INFORMATION SUPPLIED
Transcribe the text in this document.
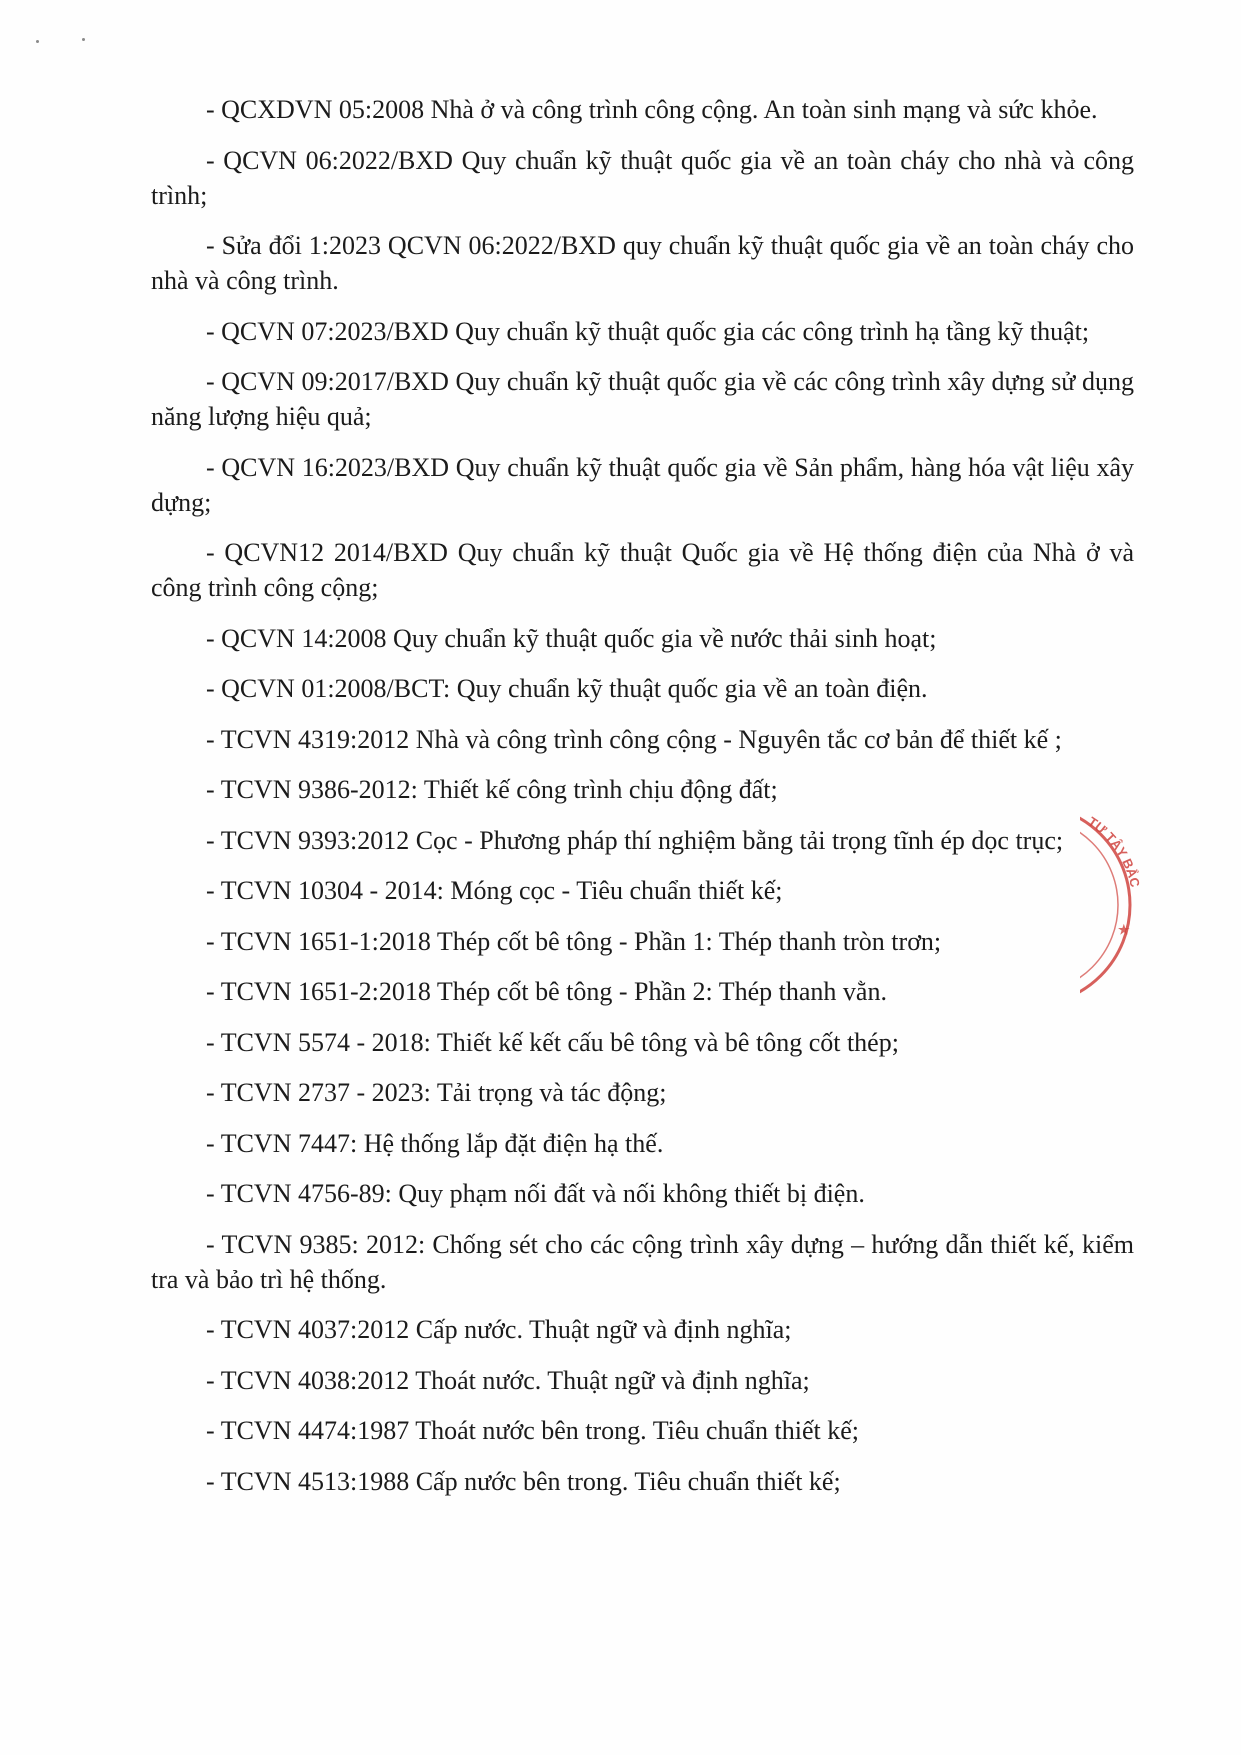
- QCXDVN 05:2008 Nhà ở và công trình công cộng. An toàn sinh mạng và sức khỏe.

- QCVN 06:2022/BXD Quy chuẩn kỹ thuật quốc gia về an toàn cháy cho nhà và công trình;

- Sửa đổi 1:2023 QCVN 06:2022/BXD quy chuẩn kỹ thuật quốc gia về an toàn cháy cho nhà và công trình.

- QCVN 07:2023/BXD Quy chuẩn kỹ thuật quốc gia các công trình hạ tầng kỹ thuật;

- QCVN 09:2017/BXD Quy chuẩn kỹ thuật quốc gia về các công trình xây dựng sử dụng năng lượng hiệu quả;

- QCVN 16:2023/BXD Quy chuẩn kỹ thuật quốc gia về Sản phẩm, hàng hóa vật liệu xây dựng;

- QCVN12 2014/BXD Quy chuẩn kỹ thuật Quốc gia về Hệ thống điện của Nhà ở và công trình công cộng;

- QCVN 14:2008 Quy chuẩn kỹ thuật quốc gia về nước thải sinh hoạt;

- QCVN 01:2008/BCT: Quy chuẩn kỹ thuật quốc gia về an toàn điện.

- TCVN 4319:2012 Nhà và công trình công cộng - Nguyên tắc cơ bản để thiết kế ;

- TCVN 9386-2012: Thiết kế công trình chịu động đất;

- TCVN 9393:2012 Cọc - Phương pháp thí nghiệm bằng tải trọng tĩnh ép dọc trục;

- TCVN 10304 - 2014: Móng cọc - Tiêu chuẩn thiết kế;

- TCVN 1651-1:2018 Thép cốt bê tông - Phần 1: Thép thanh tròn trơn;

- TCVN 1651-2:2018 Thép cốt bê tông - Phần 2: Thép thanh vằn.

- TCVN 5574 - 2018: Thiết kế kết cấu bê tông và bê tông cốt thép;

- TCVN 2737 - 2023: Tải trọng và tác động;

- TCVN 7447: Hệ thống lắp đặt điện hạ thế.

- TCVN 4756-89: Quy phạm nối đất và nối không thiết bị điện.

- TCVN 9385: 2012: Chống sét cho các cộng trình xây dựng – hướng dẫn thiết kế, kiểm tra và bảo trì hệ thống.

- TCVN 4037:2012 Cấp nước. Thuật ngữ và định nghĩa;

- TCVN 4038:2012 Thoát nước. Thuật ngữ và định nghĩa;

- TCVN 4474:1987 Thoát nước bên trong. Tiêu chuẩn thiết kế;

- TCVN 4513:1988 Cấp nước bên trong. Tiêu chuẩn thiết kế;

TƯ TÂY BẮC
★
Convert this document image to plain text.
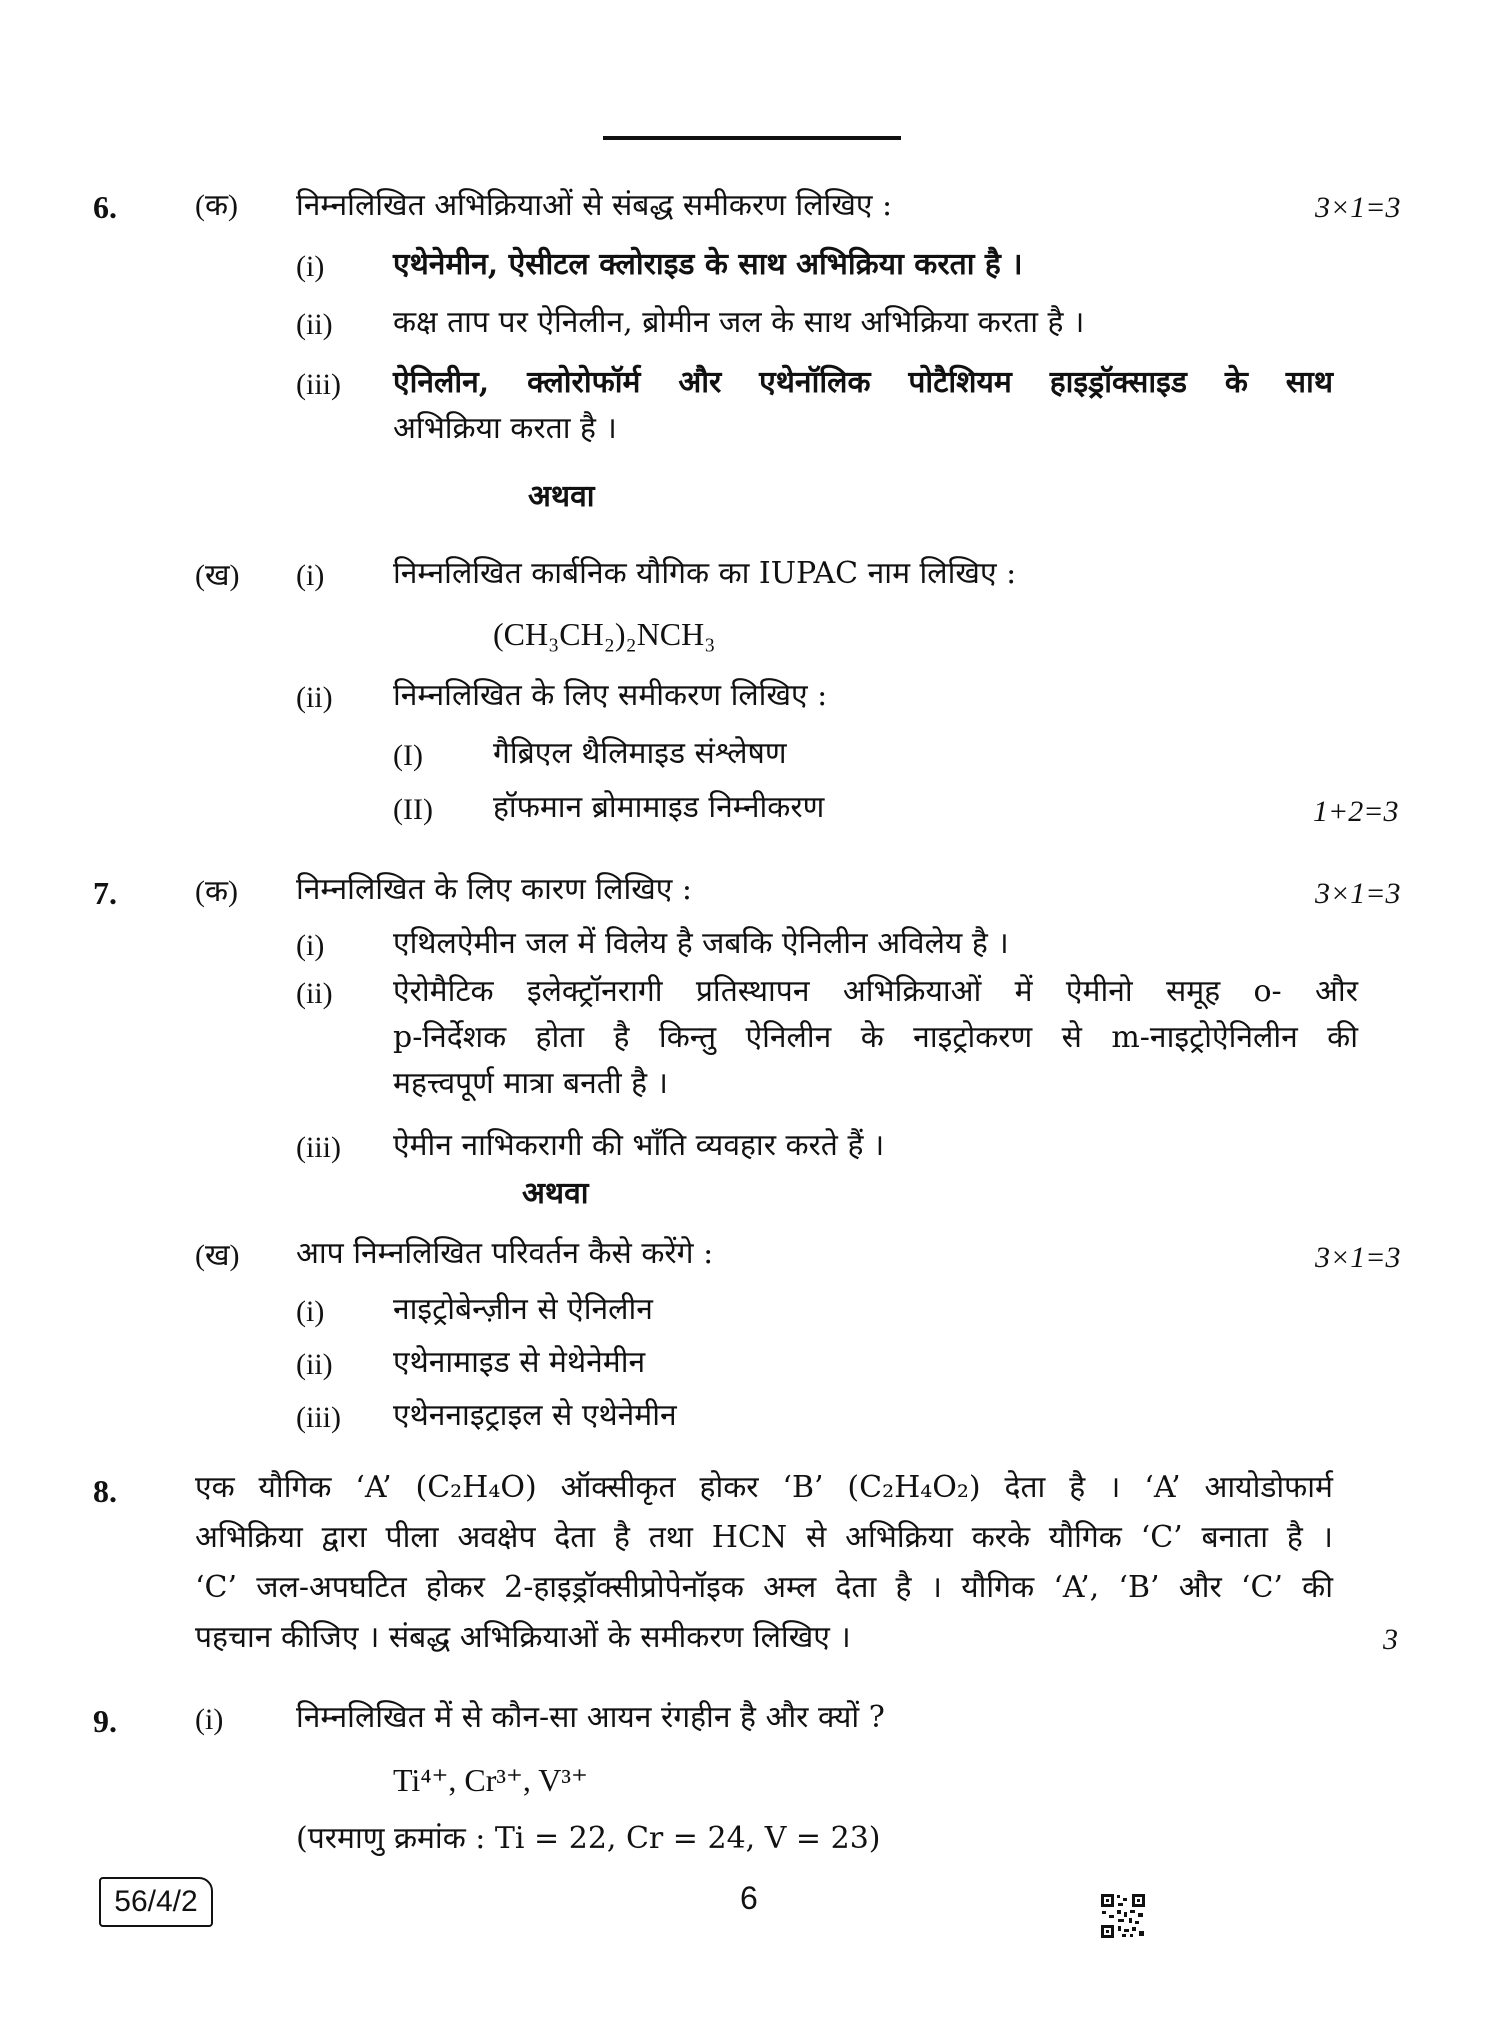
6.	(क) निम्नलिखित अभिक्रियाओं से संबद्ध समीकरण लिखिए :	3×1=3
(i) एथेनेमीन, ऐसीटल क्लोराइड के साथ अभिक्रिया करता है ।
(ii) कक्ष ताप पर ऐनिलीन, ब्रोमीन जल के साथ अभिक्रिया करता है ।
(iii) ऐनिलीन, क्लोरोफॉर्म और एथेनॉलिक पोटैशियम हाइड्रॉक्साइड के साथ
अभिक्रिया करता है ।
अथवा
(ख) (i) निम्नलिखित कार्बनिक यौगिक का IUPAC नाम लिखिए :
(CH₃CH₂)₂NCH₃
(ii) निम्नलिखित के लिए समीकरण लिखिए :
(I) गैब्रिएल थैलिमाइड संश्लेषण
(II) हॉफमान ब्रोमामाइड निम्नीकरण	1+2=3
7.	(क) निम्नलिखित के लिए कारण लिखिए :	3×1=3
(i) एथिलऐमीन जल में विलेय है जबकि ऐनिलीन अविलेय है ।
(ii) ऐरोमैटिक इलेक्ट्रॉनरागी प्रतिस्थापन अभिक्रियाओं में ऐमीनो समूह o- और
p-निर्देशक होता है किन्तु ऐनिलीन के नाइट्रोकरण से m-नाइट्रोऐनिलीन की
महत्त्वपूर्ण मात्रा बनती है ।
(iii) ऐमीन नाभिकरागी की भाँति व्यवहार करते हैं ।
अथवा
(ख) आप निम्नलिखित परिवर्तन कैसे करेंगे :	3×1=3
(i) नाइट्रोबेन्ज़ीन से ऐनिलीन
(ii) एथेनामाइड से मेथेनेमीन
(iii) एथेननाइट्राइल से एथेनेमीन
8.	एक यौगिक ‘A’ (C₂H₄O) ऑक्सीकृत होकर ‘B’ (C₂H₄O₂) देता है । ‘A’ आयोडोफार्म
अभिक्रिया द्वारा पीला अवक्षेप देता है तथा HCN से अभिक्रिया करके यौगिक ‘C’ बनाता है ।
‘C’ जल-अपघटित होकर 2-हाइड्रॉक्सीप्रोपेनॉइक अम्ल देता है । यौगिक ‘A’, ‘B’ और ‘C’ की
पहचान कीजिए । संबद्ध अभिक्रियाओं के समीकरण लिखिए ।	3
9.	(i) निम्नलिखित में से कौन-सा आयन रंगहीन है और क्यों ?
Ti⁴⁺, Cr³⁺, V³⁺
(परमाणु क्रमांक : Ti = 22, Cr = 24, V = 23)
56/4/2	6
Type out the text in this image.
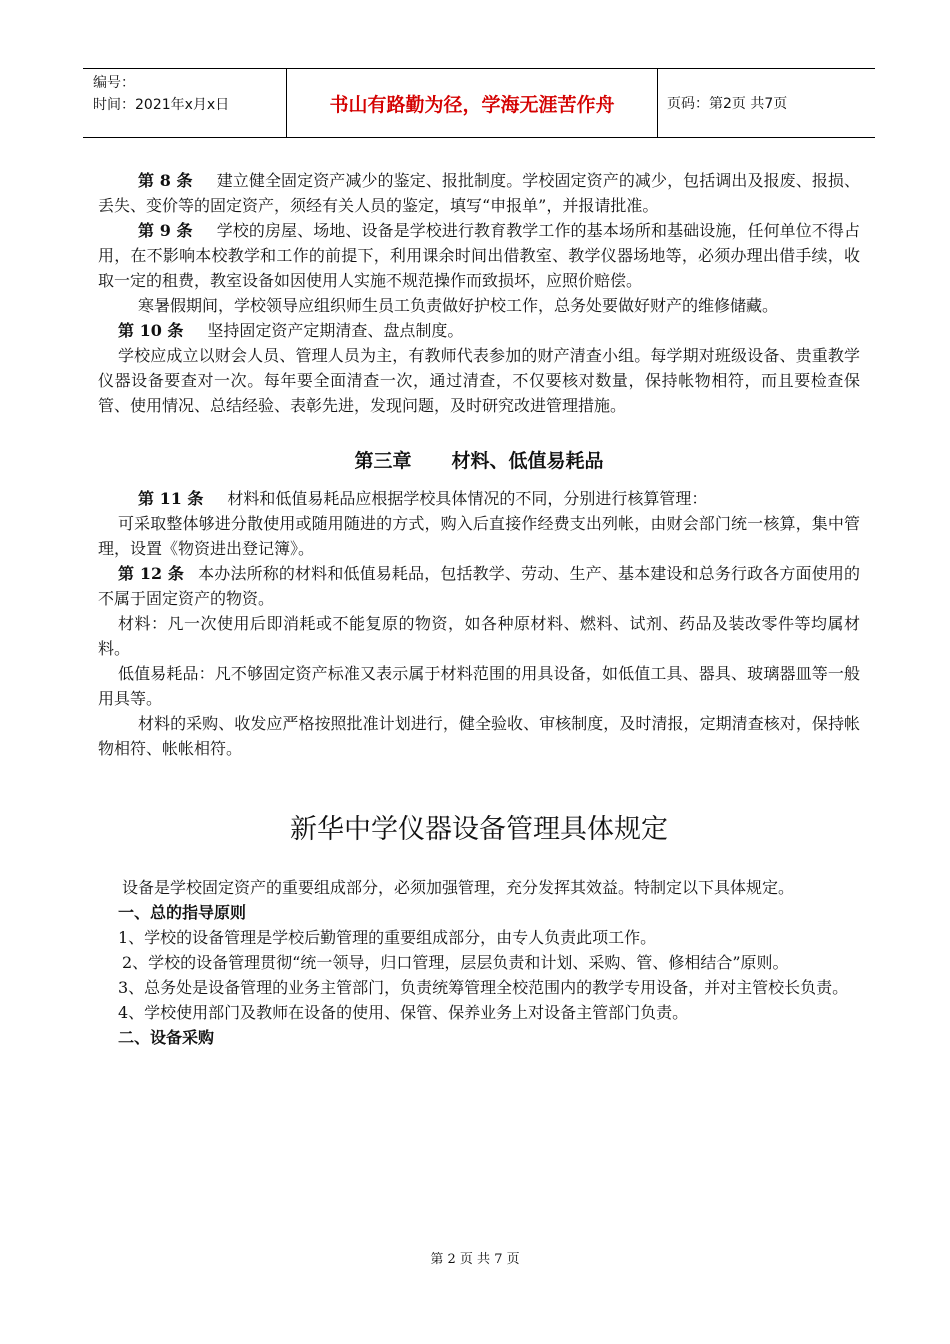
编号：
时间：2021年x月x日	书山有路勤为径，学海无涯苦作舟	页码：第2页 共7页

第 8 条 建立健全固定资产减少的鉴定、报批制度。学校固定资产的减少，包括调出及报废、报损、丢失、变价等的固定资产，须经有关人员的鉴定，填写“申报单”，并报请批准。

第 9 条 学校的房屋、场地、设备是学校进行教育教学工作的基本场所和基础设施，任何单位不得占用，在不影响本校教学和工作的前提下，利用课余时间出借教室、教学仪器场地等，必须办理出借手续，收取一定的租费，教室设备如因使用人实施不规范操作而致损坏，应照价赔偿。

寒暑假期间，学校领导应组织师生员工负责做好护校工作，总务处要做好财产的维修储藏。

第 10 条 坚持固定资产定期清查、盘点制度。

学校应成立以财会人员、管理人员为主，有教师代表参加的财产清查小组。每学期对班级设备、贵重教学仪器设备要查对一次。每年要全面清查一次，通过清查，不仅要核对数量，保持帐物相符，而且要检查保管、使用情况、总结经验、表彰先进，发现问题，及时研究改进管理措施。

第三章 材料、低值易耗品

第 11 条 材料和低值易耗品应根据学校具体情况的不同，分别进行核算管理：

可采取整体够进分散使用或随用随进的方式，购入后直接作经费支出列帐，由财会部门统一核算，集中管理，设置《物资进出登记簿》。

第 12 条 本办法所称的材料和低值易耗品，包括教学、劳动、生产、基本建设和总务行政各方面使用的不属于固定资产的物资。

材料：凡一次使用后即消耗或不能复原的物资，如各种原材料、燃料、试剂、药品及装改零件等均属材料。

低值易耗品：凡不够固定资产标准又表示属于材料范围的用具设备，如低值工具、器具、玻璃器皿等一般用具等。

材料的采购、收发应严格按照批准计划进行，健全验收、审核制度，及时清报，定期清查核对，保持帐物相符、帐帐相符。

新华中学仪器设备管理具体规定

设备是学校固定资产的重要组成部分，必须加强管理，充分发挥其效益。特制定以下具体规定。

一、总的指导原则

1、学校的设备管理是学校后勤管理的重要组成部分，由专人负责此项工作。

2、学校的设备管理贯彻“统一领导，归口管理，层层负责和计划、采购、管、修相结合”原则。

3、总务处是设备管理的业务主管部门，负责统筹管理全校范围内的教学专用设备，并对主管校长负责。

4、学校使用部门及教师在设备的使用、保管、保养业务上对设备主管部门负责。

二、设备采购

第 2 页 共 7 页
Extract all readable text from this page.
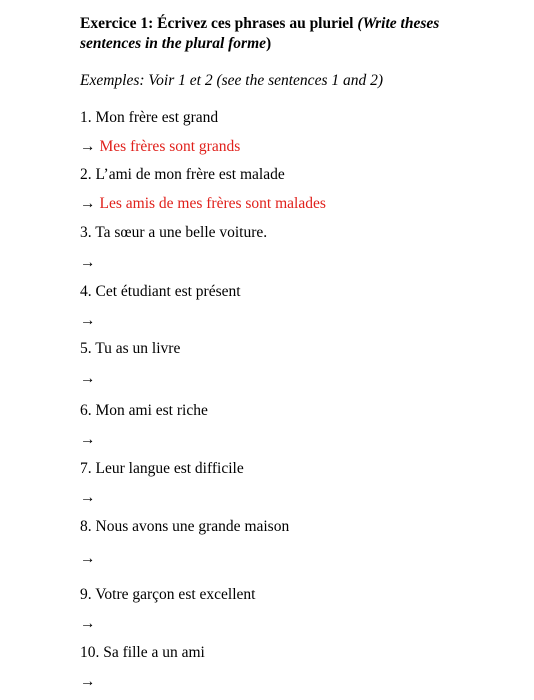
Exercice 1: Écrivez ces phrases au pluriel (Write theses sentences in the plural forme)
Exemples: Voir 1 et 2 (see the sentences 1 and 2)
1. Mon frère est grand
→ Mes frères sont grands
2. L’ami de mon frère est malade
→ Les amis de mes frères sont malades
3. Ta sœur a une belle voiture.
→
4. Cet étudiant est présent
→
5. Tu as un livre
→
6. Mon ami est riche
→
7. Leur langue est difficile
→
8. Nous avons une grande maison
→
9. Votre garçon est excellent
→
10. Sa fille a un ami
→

TASK STATEMENT
Give solely the number of lines in the data that contain the string "sinh".

SOLUTION TO THIS EXERCISE
2